> **SET TASK**
Exactly as they appear, output all of the entries.

> **SOURCE RECORDS**
┌──
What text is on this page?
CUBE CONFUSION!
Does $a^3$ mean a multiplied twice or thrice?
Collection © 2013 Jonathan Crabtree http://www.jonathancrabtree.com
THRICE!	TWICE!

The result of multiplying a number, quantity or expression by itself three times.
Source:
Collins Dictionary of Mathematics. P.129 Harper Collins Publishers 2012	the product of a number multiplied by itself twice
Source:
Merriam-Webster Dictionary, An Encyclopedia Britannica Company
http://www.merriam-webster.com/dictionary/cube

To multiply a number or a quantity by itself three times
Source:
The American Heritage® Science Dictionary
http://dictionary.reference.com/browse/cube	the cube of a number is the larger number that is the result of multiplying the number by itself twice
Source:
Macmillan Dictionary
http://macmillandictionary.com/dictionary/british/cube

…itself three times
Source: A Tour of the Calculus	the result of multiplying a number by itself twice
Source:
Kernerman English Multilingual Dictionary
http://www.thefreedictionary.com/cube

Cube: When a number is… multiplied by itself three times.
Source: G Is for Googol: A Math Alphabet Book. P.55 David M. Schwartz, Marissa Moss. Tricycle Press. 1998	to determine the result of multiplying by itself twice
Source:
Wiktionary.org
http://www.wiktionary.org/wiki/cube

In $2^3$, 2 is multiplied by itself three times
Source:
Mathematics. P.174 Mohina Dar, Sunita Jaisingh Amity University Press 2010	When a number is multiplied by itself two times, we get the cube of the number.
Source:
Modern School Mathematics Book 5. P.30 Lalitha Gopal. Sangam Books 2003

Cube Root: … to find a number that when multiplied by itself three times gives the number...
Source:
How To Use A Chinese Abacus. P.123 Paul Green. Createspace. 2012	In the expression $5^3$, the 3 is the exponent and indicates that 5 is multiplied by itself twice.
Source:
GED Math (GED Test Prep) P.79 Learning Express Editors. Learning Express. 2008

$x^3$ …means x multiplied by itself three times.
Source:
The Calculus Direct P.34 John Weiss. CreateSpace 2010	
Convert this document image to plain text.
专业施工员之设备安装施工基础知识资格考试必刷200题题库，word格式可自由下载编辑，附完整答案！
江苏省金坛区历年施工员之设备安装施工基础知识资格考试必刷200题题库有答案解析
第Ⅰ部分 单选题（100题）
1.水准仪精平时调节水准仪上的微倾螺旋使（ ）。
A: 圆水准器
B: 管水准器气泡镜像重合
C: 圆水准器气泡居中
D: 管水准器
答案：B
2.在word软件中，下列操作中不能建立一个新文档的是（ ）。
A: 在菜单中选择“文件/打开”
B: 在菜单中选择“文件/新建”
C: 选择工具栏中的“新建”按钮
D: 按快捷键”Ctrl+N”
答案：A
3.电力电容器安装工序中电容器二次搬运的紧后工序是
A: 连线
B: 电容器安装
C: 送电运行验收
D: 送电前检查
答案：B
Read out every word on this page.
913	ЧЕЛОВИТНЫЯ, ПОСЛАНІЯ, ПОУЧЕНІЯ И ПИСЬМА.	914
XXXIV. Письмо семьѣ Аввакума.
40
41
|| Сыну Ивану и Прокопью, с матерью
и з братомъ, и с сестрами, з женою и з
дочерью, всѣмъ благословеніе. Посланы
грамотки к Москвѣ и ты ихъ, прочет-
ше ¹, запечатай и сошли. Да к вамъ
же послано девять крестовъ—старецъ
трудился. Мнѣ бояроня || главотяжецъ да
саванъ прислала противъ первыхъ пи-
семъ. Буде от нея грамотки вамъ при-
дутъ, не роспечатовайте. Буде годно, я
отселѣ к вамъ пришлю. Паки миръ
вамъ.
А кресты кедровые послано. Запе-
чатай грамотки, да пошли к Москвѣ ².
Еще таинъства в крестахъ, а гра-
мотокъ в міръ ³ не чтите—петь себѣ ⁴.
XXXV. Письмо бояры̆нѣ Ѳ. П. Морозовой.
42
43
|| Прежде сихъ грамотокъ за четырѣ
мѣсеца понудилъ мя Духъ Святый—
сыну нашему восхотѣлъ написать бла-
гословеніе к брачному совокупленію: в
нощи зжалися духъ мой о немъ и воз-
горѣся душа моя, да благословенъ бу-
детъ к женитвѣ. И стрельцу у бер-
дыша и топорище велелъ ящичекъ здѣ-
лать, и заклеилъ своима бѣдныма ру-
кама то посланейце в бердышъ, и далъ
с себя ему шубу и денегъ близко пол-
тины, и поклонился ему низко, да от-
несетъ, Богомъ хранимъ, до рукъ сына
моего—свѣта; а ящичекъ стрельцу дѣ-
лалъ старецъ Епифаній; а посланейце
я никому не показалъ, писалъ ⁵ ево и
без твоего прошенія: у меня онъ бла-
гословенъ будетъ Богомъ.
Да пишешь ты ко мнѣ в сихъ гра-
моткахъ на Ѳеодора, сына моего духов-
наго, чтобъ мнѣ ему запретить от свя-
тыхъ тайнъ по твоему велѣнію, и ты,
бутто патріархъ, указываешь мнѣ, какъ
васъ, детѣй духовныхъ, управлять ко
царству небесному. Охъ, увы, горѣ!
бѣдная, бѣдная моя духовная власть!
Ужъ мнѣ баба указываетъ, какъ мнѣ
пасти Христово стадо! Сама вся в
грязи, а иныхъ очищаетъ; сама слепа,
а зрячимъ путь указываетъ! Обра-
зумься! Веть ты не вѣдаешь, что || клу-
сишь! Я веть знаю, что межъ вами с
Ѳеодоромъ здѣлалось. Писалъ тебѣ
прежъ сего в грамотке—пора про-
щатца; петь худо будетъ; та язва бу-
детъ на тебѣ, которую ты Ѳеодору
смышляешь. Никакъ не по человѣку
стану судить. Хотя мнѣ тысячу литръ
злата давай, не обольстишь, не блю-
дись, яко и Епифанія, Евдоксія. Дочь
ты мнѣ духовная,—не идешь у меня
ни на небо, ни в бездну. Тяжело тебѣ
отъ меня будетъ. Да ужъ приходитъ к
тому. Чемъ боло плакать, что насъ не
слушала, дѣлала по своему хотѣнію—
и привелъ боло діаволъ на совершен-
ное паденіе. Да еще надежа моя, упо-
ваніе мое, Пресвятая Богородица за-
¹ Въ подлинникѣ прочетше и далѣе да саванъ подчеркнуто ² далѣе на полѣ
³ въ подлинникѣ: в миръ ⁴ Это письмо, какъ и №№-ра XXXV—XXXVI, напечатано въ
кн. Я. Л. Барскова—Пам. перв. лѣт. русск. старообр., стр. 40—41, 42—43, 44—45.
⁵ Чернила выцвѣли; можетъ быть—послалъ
└──
> **RESPONSE**
What text is on this page?
CUBE CONFUSION!
Does $a^3$ mean a multiplied twice or thrice?
Collection © 2013 Jonathan Crabtree http://www.jonathancrabtree.com
THRICE!	TWICE!

The result of multiplying a number, quantity or expression by itself three times.
Source:
Collins Dictionary of Mathematics. P.129 Harper Collins Publishers 2012	the product of a number multiplied by itself twice
Source:
Merriam-Webster Dictionary, An Encyclopedia Britannica Company
http://www.merriam-webster.com/dictionary/cube

To multiply a number or a quantity by itself three times
Source:
The American Heritage® Science Dictionary
http://dictionary.reference.com/browse/cube	the cube of a number is the larger number that is the result of multiplying the number by itself twice
Source:
Macmillan Dictionary
http://macmillandictionary.com/dictionary/british/cube

…itself three times
Source: A Tour of the Calculus	the result of multiplying a number by itself twice
Source:
Kernerman English Multilingual Dictionary
http://www.thefreedictionary.com/cube

Cube: When a number is… multiplied by itself three times.
Source: G Is for Googol: A Math Alphabet Book. P.55 David M. Schwartz, Marissa Moss. Tricycle Press. 1998	to determine the result of multiplying by itself twice
Source:
Wiktionary.org
http://www.wiktionary.org/wiki/cube

In $2^3$, 2 is multiplied by itself three times
Source:
Mathematics. P.174 Mohina Dar, Sunita Jaisingh Amity University Press 2010	When a number is multiplied by itself two times, we get the cube of the number.
Source:
Modern School Mathematics Book 5. P.30 Lalitha Gopal. Sangam Books 2003

Cube Root: … to find a number that when multiplied by itself three times gives the number...
Source:
How To Use A Chinese Abacus. P.123 Paul Green. Createspace. 2012	In the expression $5^3$, the 3 is the exponent and indicates that 5 is multiplied by itself twice.
Source:
GED Math (GED Test Prep) P.79 Learning Express Editors. Learning Express. 2008

$x^3$ …means x multiplied by itself three times.
Source:
The Calculus Direct P.34 John Weiss. CreateSpace 2010	
Convert this document image to plain text.
专业施工员之设备安装施工基础知识资格考试必刷200题题库，word格式可自由下载编辑，附完整答案！
江苏省金坛区历年施工员之设备安装施工基础知识资格考试必刷200题题库有答案解析
第Ⅰ部分 单选题（100题）
1.水准仪精平时调节水准仪上的微倾螺旋使（ ）。
A: 圆水准器
B: 管水准器气泡镜像重合
C: 圆水准器气泡居中
D: 管水准器
答案：B
2.在word软件中，下列操作中不能建立一个新文档的是（ ）。
A: 在菜单中选择“文件/打开”
B: 在菜单中选择“文件/新建”
C: 选择工具栏中的“新建”按钮
D: 按快捷键”Ctrl+N”
答案：A
3.电力电容器安装工序中电容器二次搬运的紧后工序是
A: 连线
B: 电容器安装
C: 送电运行验收
D: 送电前检查
答案：B
Read out every word on this page.
913	ЧЕЛОВИТНЫЯ, ПОСЛАНІЯ, ПОУЧЕНІЯ И ПИСЬМА.	914
XXXIV. Письмо семьѣ Аввакума.
40
41
|| Сыну Ивану и Прокопью, с матерью
и з братомъ, и с сестрами, з женою и з
дочерью, всѣмъ благословеніе. Посланы
грамотки к Москвѣ и ты ихъ, прочет-
ше ¹, запечатай и сошли. Да к вамъ
же послано девять крестовъ—старецъ
трудился. Мнѣ бояроня || главотяжецъ да
саванъ прислала противъ первыхъ пи-
семъ. Буде от нея грамотки вамъ при-
дутъ, не роспечатовайте. Буде годно, я
отселѣ к вамъ пришлю. Паки миръ
вамъ.
А кресты кедровые послано. Запе-
чатай грамотки, да пошли к Москвѣ ².
Еще таинъства в крестахъ, а гра-
мотокъ в міръ ³ не чтите—петь себѣ ⁴.
XXXV. Письмо бояры̆нѣ Ѳ. П. Морозовой.
42
43
|| Прежде сихъ грамотокъ за четырѣ
мѣсеца понудилъ мя Духъ Святый—
сыну нашему восхотѣлъ написать бла-
гословеніе к брачному совокупленію: в
нощи зжалися духъ мой о немъ и воз-
горѣся душа моя, да благословенъ бу-
детъ к женитвѣ. И стрельцу у бер-
дыша и топорище велелъ ящичекъ здѣ-
лать, и заклеилъ своима бѣдныма ру-
кама то посланейце в бердышъ, и далъ
с себя ему шубу и денегъ близко пол-
тины, и поклонился ему низко, да от-
несетъ, Богомъ хранимъ, до рукъ сына
моего—свѣта; а ящичекъ стрельцу дѣ-
лалъ старецъ Епифаній; а посланейце
я никому не показалъ, писалъ ⁵ ево и
без твоего прошенія: у меня онъ бла-
гословенъ будетъ Богомъ.
Да пишешь ты ко мнѣ в сихъ гра-
моткахъ на Ѳеодора, сына моего духов-
наго, чтобъ мнѣ ему запретить от свя-
тыхъ тайнъ по твоему велѣнію, и ты,
бутто патріархъ, указываешь мнѣ, какъ
васъ, детѣй духовныхъ, управлять ко
царству небесному. Охъ, увы, горѣ!
бѣдная, бѣдная моя духовная власть!
Ужъ мнѣ баба указываетъ, какъ мнѣ
пасти Христово стадо! Сама вся в
грязи, а иныхъ очищаетъ; сама слепа,
а зрячимъ путь указываетъ! Обра-
зумься! Веть ты не вѣдаешь, что || клу-
сишь! Я веть знаю, что межъ вами с
Ѳеодоромъ здѣлалось. Писалъ тебѣ
прежъ сего в грамотке—пора про-
щатца; петь худо будетъ; та язва бу-
детъ на тебѣ, которую ты Ѳеодору
смышляешь. Никакъ не по человѣку
стану судить. Хотя мнѣ тысячу литръ
злата давай, не обольстишь, не блю-
дись, яко и Епифанія, Евдоксія. Дочь
ты мнѣ духовная,—не идешь у меня
ни на небо, ни в бездну. Тяжело тебѣ
отъ меня будетъ. Да ужъ приходитъ к
тому. Чемъ боло плакать, что насъ не
слушала, дѣлала по своему хотѣнію—
и привелъ боло діаволъ на совершен-
ное паденіе. Да еще надежа моя, упо-
ваніе мое, Пресвятая Богородица за-
¹ Въ подлинникѣ прочетше и далѣе да саванъ подчеркнуто ² далѣе на полѣ
³ въ подлинникѣ: в миръ ⁴ Это письмо, какъ и №№-ра XXXV—XXXVI, напечатано въ
кн. Я. Л. Барскова—Пам. перв. лѣт. русск. старообр., стр. 40—41, 42—43, 44—45.
⁵ Чернила выцвѣли; можетъ быть—послалъ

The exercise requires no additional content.